• _AIM_: Please write out every one of the following lines word for word, in the same order.
** start **
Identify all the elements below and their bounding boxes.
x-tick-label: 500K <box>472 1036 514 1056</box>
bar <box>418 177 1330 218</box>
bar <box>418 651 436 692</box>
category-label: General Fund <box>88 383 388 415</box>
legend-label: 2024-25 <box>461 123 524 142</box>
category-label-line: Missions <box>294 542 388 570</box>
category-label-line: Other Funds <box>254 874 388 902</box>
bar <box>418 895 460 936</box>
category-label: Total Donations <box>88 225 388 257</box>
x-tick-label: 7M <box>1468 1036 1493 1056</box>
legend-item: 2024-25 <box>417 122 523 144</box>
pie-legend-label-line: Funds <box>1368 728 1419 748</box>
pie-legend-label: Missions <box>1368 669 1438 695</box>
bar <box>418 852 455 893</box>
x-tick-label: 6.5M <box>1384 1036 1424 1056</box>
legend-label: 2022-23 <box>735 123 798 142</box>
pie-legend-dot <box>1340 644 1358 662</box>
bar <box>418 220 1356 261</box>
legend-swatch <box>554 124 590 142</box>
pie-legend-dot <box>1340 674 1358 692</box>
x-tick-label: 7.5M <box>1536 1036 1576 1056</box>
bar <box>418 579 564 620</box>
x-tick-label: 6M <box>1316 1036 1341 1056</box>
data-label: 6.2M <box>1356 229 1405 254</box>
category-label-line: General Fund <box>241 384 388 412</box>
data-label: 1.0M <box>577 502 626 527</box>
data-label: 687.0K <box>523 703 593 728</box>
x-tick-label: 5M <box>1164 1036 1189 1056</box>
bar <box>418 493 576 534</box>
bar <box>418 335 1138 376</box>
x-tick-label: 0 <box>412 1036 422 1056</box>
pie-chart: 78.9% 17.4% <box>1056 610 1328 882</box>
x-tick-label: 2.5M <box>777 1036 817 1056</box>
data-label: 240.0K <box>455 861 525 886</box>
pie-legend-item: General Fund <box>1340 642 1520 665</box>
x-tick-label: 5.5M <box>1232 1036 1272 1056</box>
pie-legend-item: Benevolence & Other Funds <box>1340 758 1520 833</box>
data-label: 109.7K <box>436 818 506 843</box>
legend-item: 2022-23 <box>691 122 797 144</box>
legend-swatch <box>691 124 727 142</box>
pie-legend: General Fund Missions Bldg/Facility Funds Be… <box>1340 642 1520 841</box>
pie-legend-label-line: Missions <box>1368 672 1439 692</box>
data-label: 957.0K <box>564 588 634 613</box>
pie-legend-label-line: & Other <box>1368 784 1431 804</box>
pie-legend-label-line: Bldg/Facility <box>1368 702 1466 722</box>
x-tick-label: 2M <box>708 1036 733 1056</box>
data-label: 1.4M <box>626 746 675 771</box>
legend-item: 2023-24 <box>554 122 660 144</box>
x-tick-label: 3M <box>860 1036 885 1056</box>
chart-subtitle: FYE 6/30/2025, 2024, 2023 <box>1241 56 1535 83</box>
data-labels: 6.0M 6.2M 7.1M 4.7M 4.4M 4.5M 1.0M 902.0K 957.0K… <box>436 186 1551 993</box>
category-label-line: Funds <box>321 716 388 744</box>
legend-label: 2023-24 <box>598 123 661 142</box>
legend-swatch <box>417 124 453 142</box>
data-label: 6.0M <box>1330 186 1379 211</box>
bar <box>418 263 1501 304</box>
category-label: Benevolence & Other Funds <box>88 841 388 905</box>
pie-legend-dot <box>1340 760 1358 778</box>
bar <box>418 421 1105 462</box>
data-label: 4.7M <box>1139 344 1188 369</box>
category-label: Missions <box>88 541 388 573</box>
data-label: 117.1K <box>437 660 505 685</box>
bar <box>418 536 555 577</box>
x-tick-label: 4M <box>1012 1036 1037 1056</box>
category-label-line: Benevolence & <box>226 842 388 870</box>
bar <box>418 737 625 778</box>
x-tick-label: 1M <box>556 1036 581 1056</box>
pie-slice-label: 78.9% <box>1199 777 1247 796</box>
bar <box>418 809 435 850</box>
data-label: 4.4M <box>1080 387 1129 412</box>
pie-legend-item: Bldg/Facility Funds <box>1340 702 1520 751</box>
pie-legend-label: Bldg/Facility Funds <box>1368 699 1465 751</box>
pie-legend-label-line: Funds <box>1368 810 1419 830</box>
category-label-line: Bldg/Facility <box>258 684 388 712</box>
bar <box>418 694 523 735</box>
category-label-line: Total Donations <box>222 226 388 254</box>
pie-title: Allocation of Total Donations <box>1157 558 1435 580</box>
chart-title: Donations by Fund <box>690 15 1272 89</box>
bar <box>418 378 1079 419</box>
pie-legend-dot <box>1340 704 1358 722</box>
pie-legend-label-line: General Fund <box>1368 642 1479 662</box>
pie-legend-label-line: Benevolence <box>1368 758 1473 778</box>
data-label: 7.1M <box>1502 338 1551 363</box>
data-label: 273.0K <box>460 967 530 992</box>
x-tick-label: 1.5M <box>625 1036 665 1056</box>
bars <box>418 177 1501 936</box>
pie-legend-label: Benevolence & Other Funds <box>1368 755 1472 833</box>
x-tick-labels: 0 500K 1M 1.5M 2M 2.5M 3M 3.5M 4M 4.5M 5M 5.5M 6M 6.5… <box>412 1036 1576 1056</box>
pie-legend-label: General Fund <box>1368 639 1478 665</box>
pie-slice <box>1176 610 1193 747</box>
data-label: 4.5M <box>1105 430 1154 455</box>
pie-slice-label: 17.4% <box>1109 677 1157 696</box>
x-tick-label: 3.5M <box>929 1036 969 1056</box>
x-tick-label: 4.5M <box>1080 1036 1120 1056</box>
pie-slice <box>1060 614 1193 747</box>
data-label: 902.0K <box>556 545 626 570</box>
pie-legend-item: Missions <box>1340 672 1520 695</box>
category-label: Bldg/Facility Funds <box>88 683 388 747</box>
** end **
• _RESULT OF THIS EXERCISE_:
Identify all the elements below and their bounding boxes.
x-tick-label: 500K <box>472 1036 514 1056</box>
bar <box>418 177 1330 218</box>
bar <box>418 651 436 692</box>
category-label: General Fund <box>88 383 388 415</box>
legend-label: 2024-25 <box>461 123 524 142</box>
category-label-line: Missions <box>294 542 388 570</box>
category-label-line: Other Funds <box>254 874 388 902</box>
bar <box>418 895 460 936</box>
category-label: Total Donations <box>88 225 388 257</box>
x-tick-label: 7M <box>1468 1036 1493 1056</box>
legend-item: 2024-25 <box>417 122 523 144</box>
pie-legend-label-line: Funds <box>1368 728 1419 748</box>
pie-legend-label: Missions <box>1368 669 1438 695</box>
bar <box>418 852 455 893</box>
x-tick-label: 6.5M <box>1384 1036 1424 1056</box>
legend-label: 2022-23 <box>735 123 798 142</box>
pie-legend-dot <box>1340 644 1358 662</box>
bar <box>418 220 1356 261</box>
legend-swatch <box>554 124 590 142</box>
pie-legend-dot <box>1340 674 1358 692</box>
x-tick-label: 7.5M <box>1536 1036 1576 1056</box>
bar <box>418 579 564 620</box>
x-tick-label: 6M <box>1316 1036 1341 1056</box>
data-label: 6.2M <box>1356 229 1405 254</box>
category-label-line: General Fund <box>241 384 388 412</box>
data-label: 1.0M <box>577 502 626 527</box>
data-label: 687.0K <box>523 703 593 728</box>
x-tick-label: 5M <box>1164 1036 1189 1056</box>
bar <box>418 493 576 534</box>
bar <box>418 335 1138 376</box>
x-tick-label: 0 <box>412 1036 422 1056</box>
pie-chart: 78.9% 17.4% <box>1056 610 1328 882</box>
x-tick-label: 2.5M <box>777 1036 817 1056</box>
data-label: 240.0K <box>455 861 525 886</box>
pie-legend-item: General Fund <box>1340 642 1520 665</box>
x-tick-label: 5.5M <box>1232 1036 1272 1056</box>
pie-legend-item: Benevolence & Other Funds <box>1340 758 1520 833</box>
data-label: 109.7K <box>436 818 506 843</box>
legend-item: 2022-23 <box>691 122 797 144</box>
legend-swatch <box>691 124 727 142</box>
pie-legend: General Fund Missions Bldg/Facility Funds Be… <box>1340 642 1520 841</box>
pie-legend-label-line: Missions <box>1368 672 1439 692</box>
data-label: 957.0K <box>564 588 634 613</box>
pie-legend-label-line: & Other <box>1368 784 1431 804</box>
pie-legend-label-line: Bldg/Facility <box>1368 702 1466 722</box>
x-tick-label: 2M <box>708 1036 733 1056</box>
data-label: 1.4M <box>626 746 675 771</box>
legend-item: 2023-24 <box>554 122 660 144</box>
x-tick-label: 3M <box>860 1036 885 1056</box>
chart-subtitle: FYE 6/30/2025, 2024, 2023 <box>1241 56 1535 83</box>
data-labels: 6.0M 6.2M 7.1M 4.7M 4.4M 4.5M 1.0M 902.0K 957.0K… <box>436 186 1551 993</box>
category-label-line: Funds <box>321 716 388 744</box>
legend-label: 2023-24 <box>598 123 661 142</box>
legend-swatch <box>417 124 453 142</box>
data-label: 6.0M <box>1330 186 1379 211</box>
bar <box>418 263 1501 304</box>
category-label: Benevolence & Other Funds <box>88 841 388 905</box>
pie-legend-dot <box>1340 760 1358 778</box>
bar <box>418 421 1105 462</box>
data-label: 4.7M <box>1139 344 1188 369</box>
category-label: Missions <box>88 541 388 573</box>
data-label: 117.1K <box>437 660 505 685</box>
bar <box>418 536 555 577</box>
x-tick-label: 4M <box>1012 1036 1037 1056</box>
category-label-line: Benevolence & <box>226 842 388 870</box>
bar <box>418 737 625 778</box>
x-tick-label: 1M <box>556 1036 581 1056</box>
pie-slice-label: 78.9% <box>1199 777 1247 796</box>
bar <box>418 809 435 850</box>
data-label: 4.4M <box>1080 387 1129 412</box>
pie-legend-item: Bldg/Facility Funds <box>1340 702 1520 751</box>
pie-legend-label: Bldg/Facility Funds <box>1368 699 1465 751</box>
pie-legend-label-line: Funds <box>1368 810 1419 830</box>
category-label-line: Bldg/Facility <box>258 684 388 712</box>
bar <box>418 694 523 735</box>
category-label-line: Total Donations <box>222 226 388 254</box>
pie-title: Allocation of Total Donations <box>1157 558 1435 580</box>
chart-title: Donations by Fund <box>690 15 1272 89</box>
bar <box>418 378 1079 419</box>
pie-legend-dot <box>1340 704 1358 722</box>
pie-legend-label-line: General Fund <box>1368 642 1479 662</box>
pie-legend-label-line: Benevolence <box>1368 758 1473 778</box>
data-label: 7.1M <box>1502 338 1551 363</box>
data-label: 273.0K <box>460 967 530 992</box>
x-tick-label: 1.5M <box>625 1036 665 1056</box>
bars <box>418 177 1501 936</box>
pie-legend-label: Benevolence & Other Funds <box>1368 755 1472 833</box>
x-tick-labels: 0 500K 1M 1.5M 2M 2.5M 3M 3.5M 4M 4.5M 5M 5.5M 6M 6.5… <box>412 1036 1576 1056</box>
pie-legend-label: General Fund <box>1368 639 1478 665</box>
pie-slice <box>1176 610 1193 747</box>
data-label: 4.5M <box>1105 430 1154 455</box>
pie-slice-label: 17.4% <box>1109 677 1157 696</box>
x-tick-label: 3.5M <box>929 1036 969 1056</box>
x-tick-label: 4.5M <box>1080 1036 1120 1056</box>
pie-slice <box>1060 614 1193 747</box>
data-label: 902.0K <box>556 545 626 570</box>
pie-legend-item: Missions <box>1340 672 1520 695</box>
category-label: Bldg/Facility Funds <box>88 683 388 747</box>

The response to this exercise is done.